OBJECTIVE: Rewrite the items from the start through the line that contains "249, 1439, 271]", replacing "pencil-icon" with "edit-icon" and leaving everything else unchanged.

ITEMS:
+-------+
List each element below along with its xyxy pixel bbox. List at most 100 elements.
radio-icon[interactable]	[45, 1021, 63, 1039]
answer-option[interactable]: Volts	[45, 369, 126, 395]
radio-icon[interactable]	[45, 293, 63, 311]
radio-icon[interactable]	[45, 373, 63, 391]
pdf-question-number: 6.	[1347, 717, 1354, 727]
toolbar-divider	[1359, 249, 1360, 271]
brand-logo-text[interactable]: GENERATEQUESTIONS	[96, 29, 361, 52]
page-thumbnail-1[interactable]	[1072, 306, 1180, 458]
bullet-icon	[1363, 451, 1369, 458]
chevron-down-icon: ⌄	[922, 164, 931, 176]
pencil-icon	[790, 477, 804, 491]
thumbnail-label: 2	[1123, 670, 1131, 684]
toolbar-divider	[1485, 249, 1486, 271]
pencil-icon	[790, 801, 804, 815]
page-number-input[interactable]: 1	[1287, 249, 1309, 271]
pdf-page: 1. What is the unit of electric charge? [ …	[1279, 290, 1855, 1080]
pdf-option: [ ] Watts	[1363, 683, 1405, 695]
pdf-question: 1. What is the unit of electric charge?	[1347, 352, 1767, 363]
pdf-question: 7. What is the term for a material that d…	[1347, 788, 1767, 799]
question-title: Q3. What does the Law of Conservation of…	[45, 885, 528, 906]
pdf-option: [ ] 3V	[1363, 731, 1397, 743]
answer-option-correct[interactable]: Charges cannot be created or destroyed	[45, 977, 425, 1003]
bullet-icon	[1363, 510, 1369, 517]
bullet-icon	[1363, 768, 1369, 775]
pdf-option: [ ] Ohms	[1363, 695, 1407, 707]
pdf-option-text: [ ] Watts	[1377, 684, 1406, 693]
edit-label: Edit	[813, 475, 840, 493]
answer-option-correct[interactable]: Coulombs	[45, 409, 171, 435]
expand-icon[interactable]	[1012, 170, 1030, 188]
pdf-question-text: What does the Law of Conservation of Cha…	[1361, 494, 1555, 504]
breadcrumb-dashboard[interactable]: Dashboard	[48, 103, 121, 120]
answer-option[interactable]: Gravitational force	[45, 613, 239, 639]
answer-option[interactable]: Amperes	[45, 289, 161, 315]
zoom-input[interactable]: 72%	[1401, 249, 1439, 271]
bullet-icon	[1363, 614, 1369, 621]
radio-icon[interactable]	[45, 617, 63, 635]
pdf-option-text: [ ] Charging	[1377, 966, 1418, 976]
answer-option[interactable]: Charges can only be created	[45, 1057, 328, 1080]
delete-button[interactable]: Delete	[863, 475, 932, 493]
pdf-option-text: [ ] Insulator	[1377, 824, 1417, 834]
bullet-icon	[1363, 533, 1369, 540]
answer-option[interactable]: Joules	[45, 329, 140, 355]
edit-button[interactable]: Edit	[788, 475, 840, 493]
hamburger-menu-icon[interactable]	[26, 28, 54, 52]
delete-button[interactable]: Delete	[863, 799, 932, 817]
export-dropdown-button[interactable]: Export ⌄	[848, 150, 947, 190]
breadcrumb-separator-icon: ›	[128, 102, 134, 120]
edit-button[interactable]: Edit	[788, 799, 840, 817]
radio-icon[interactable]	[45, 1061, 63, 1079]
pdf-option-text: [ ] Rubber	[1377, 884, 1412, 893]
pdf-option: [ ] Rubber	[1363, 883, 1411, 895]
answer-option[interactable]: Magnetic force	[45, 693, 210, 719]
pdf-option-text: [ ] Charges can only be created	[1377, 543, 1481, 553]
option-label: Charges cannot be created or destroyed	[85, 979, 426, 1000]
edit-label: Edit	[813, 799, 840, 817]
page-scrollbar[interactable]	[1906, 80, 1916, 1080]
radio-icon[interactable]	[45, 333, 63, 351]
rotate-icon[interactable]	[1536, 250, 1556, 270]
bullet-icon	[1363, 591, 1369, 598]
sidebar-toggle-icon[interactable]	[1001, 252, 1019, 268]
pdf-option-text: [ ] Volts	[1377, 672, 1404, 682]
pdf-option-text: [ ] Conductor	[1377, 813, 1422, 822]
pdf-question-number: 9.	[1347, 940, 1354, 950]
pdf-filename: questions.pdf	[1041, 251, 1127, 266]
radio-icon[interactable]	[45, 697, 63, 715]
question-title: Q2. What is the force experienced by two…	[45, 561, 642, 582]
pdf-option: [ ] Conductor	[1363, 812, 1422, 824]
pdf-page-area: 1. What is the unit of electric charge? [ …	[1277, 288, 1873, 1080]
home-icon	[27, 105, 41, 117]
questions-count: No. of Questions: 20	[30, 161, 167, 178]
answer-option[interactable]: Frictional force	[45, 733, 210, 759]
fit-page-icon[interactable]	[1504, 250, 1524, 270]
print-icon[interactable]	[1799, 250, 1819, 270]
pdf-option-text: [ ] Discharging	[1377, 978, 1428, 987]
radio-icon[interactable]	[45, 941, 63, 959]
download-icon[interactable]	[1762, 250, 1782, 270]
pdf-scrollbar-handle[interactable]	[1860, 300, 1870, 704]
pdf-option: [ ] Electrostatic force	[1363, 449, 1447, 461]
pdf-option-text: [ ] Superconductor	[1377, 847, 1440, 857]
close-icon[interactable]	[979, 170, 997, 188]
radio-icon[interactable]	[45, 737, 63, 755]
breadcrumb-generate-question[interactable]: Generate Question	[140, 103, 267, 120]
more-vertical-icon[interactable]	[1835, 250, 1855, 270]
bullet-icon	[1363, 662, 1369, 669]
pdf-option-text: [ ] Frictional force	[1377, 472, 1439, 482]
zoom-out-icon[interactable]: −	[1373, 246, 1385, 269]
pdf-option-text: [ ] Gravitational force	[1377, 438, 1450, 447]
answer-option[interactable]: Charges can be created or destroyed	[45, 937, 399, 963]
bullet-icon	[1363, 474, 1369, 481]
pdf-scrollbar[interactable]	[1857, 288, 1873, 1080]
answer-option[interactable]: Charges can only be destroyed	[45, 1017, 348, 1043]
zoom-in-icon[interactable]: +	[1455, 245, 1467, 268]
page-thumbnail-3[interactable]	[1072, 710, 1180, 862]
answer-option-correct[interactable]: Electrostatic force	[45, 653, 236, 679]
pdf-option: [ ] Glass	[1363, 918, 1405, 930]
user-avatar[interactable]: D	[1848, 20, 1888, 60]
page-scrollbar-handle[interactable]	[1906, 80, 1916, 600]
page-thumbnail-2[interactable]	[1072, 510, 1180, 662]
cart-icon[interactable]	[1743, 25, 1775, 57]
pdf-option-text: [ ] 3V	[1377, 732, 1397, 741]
+-------+
OUTPUT BELOW:
List each element below along with its xyxy pixel bbox. List at most 100 elements.
radio-icon[interactable]	[45, 1021, 63, 1039]
answer-option[interactable]: Volts	[45, 369, 126, 395]
radio-icon[interactable]	[45, 293, 63, 311]
radio-icon[interactable]	[45, 373, 63, 391]
pdf-question-number: 6.	[1347, 717, 1354, 727]
toolbar-divider	[1359, 249, 1360, 271]
brand-logo-text[interactable]: GENERATEQUESTIONS	[96, 29, 361, 52]
page-thumbnail-1[interactable]	[1072, 306, 1180, 458]
bullet-icon	[1363, 451, 1369, 458]
chevron-down-icon: ⌄	[922, 164, 931, 176]
edit-icon	[790, 477, 804, 491]
thumbnail-label: 2	[1123, 670, 1131, 684]
toolbar-divider	[1485, 249, 1486, 271]
edit-icon	[790, 801, 804, 815]
page-number-input[interactable]: 1	[1287, 249, 1309, 271]
pdf-page: 1. What is the unit of electric charge? [ …	[1279, 290, 1855, 1080]
pdf-option: [ ] Watts	[1363, 683, 1405, 695]
pdf-question: 1. What is the unit of electric charge?	[1347, 352, 1767, 363]
pdf-question: 7. What is the term for a material that d…	[1347, 788, 1767, 799]
question-title: Q3. What does the Law of Conservation of…	[45, 885, 528, 906]
pdf-option: [ ] 3V	[1363, 731, 1397, 743]
answer-option-correct[interactable]: Charges cannot be created or destroyed	[45, 977, 425, 1003]
bullet-icon	[1363, 510, 1369, 517]
bullet-icon	[1363, 768, 1369, 775]
pdf-option: [ ] Ohms	[1363, 695, 1407, 707]
pdf-option-text: [ ] Watts	[1377, 684, 1406, 693]
edit-label: Edit	[813, 475, 840, 493]
answer-option-correct[interactable]: Coulombs	[45, 409, 171, 435]
expand-icon[interactable]	[1012, 170, 1030, 188]
pdf-question-text: What does the Law of Conservation of Cha…	[1361, 494, 1555, 504]
breadcrumb-dashboard[interactable]: Dashboard	[48, 103, 121, 120]
answer-option[interactable]: Gravitational force	[45, 613, 239, 639]
answer-option[interactable]: Amperes	[45, 289, 161, 315]
zoom-input[interactable]: 72%	[1401, 249, 1439, 271]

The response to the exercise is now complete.